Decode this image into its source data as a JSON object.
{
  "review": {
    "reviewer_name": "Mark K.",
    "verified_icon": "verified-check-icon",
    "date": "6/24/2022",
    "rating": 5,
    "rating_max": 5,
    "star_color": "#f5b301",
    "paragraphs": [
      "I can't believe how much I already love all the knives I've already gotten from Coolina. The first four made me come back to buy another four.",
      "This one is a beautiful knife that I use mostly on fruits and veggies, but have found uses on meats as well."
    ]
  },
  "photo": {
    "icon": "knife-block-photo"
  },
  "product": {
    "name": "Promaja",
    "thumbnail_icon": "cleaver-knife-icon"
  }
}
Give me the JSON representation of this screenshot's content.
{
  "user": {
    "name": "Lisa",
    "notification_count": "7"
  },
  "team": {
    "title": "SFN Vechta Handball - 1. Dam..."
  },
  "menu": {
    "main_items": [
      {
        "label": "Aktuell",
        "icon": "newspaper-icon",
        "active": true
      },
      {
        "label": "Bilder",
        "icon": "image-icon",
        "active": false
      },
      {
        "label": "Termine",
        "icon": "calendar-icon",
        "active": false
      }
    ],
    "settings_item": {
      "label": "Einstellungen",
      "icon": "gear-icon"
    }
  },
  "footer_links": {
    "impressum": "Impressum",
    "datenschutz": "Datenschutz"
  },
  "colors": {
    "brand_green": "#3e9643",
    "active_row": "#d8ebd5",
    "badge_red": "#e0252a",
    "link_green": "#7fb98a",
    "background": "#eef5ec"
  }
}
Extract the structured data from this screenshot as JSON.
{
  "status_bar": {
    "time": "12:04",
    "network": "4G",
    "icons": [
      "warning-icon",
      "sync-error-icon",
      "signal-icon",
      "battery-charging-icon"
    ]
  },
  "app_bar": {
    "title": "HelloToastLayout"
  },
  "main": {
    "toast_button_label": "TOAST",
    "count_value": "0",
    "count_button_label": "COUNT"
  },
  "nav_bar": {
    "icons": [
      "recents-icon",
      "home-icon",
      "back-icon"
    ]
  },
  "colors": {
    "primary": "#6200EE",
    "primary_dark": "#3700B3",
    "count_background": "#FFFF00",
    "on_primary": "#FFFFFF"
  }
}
▬▬▬▬▬▬
* **Task directions**: Using the data above, output each line exactly.

* **Answer to this problem**:
Decode this image into its source data as a JSON object.
{
  "review": {
    "reviewer_name": "Mark K.",
    "verified_icon": "verified-check-icon",
    "date": "6/24/2022",
    "rating": 5,
    "rating_max": 5,
    "star_color": "#f5b301",
    "paragraphs": [
      "I can't believe how much I already love all the knives I've already gotten from Coolina. The first four made me come back to buy another four.",
      "This one is a beautiful knife that I use mostly on fruits and veggies, but have found uses on meats as well."
    ]
  },
  "photo": {
    "icon": "knife-block-photo"
  },
  "product": {
    "name": "Promaja",
    "thumbnail_icon": "cleaver-knife-icon"
  }
}
Give me the JSON representation of this screenshot's content.
{
  "user": {
    "name": "Lisa",
    "notification_count": "7"
  },
  "team": {
    "title": "SFN Vechta Handball - 1. Dam..."
  },
  "menu": {
    "main_items": [
      {
        "label": "Aktuell",
        "icon": "newspaper-icon",
        "active": true
      },
      {
        "label": "Bilder",
        "icon": "image-icon",
        "active": false
      },
      {
        "label": "Termine",
        "icon": "calendar-icon",
        "active": false
      }
    ],
    "settings_item": {
      "label": "Einstellungen",
      "icon": "gear-icon"
    }
  },
  "footer_links": {
    "impressum": "Impressum",
    "datenschutz": "Datenschutz"
  },
  "colors": {
    "brand_green": "#3e9643",
    "active_row": "#d8ebd5",
    "badge_red": "#e0252a",
    "link_green": "#7fb98a",
    "background": "#eef5ec"
  }
}
Extract the structured data from this screenshot as JSON.
{
  "status_bar": {
    "time": "12:04",
    "network": "4G",
    "icons": [
      "warning-icon",
      "sync-error-icon",
      "signal-icon",
      "battery-charging-icon"
    ]
  },
  "app_bar": {
    "title": "HelloToastLayout"
  },
  "main": {
    "toast_button_label": "TOAST",
    "count_value": "0",
    "count_button_label": "COUNT"
  },
  "nav_bar": {
    "icons": [
      "recents-icon",
      "home-icon",
      "back-icon"
    ]
  },
  "colors": {
    "primary": "#6200EE",
    "primary_dark": "#3700B3",
    "count_background": "#FFFF00",
    "on_primary": "#FFFFFF"
  }
}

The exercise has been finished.